-- WRITTEN TASK --
Return the full listing exactly as it is written.

-- DATA EXTRACT --
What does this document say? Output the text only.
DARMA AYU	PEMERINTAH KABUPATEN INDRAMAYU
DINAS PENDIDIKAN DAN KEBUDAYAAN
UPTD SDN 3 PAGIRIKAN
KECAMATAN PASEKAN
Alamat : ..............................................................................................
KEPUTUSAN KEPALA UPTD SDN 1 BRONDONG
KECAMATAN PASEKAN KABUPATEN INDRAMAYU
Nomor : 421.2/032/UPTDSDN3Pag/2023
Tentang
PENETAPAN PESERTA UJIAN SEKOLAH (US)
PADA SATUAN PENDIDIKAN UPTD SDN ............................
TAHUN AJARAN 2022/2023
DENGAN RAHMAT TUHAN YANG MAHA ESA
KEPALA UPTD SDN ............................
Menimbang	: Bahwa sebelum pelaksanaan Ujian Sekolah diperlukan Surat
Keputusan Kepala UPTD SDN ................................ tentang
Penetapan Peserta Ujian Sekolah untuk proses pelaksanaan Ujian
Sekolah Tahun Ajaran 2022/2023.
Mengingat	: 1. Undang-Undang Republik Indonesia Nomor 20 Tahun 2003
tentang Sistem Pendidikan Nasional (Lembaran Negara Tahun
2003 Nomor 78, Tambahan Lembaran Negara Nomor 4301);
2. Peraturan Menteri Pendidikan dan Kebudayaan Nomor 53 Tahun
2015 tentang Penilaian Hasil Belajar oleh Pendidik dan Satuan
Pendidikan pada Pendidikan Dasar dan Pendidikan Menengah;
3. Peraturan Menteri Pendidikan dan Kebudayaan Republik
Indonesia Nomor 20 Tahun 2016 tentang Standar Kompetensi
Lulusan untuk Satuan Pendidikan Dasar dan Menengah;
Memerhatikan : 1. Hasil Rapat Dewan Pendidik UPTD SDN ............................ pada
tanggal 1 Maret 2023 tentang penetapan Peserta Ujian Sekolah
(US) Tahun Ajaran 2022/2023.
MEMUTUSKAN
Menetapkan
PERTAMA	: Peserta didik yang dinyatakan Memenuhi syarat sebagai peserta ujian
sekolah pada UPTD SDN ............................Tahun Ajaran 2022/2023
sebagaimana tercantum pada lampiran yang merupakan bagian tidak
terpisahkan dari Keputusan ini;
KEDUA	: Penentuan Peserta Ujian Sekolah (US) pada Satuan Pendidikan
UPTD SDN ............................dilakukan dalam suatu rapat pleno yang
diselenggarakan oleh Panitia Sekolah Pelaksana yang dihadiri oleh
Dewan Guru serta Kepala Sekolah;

-- RIGHT ANSWER --
What does this document say? Output the text only.
DARMA AYU	PEMERINTAH KABUPATEN INDRAMAYU
DINAS PENDIDIKAN DAN KEBUDAYAAN
UPTD SDN 3 PAGIRIKAN
KECAMATAN PASEKAN
Alamat : ..............................................................................................
KEPUTUSAN KEPALA UPTD SDN 1 BRONDONG
KECAMATAN PASEKAN KABUPATEN INDRAMAYU
Nomor : 421.2/032/UPTDSDN3Pag/2023
Tentang
PENETAPAN PESERTA UJIAN SEKOLAH (US)
PADA SATUAN PENDIDIKAN UPTD SDN ............................
TAHUN AJARAN 2022/2023
DENGAN RAHMAT TUHAN YANG MAHA ESA
KEPALA UPTD SDN ............................
Menimbang	: Bahwa sebelum pelaksanaan Ujian Sekolah diperlukan Surat
Keputusan Kepala UPTD SDN ................................ tentang
Penetapan Peserta Ujian Sekolah untuk proses pelaksanaan Ujian
Sekolah Tahun Ajaran 2022/2023.
Mengingat	: 1. Undang-Undang Republik Indonesia Nomor 20 Tahun 2003
tentang Sistem Pendidikan Nasional (Lembaran Negara Tahun
2003 Nomor 78, Tambahan Lembaran Negara Nomor 4301);
2. Peraturan Menteri Pendidikan dan Kebudayaan Nomor 53 Tahun
2015 tentang Penilaian Hasil Belajar oleh Pendidik dan Satuan
Pendidikan pada Pendidikan Dasar dan Pendidikan Menengah;
3. Peraturan Menteri Pendidikan dan Kebudayaan Republik
Indonesia Nomor 20 Tahun 2016 tentang Standar Kompetensi
Lulusan untuk Satuan Pendidikan Dasar dan Menengah;
Memerhatikan : 1. Hasil Rapat Dewan Pendidik UPTD SDN ............................ pada
tanggal 1 Maret 2023 tentang penetapan Peserta Ujian Sekolah
(US) Tahun Ajaran 2022/2023.
MEMUTUSKAN
Menetapkan
PERTAMA	: Peserta didik yang dinyatakan Memenuhi syarat sebagai peserta ujian
sekolah pada UPTD SDN ............................Tahun Ajaran 2022/2023
sebagaimana tercantum pada lampiran yang merupakan bagian tidak
terpisahkan dari Keputusan ini;
KEDUA	: Penentuan Peserta Ujian Sekolah (US) pada Satuan Pendidikan
UPTD SDN ............................dilakukan dalam suatu rapat pleno yang
diselenggarakan oleh Panitia Sekolah Pelaksana yang dihadiri oleh
Dewan Guru serta Kepala Sekolah;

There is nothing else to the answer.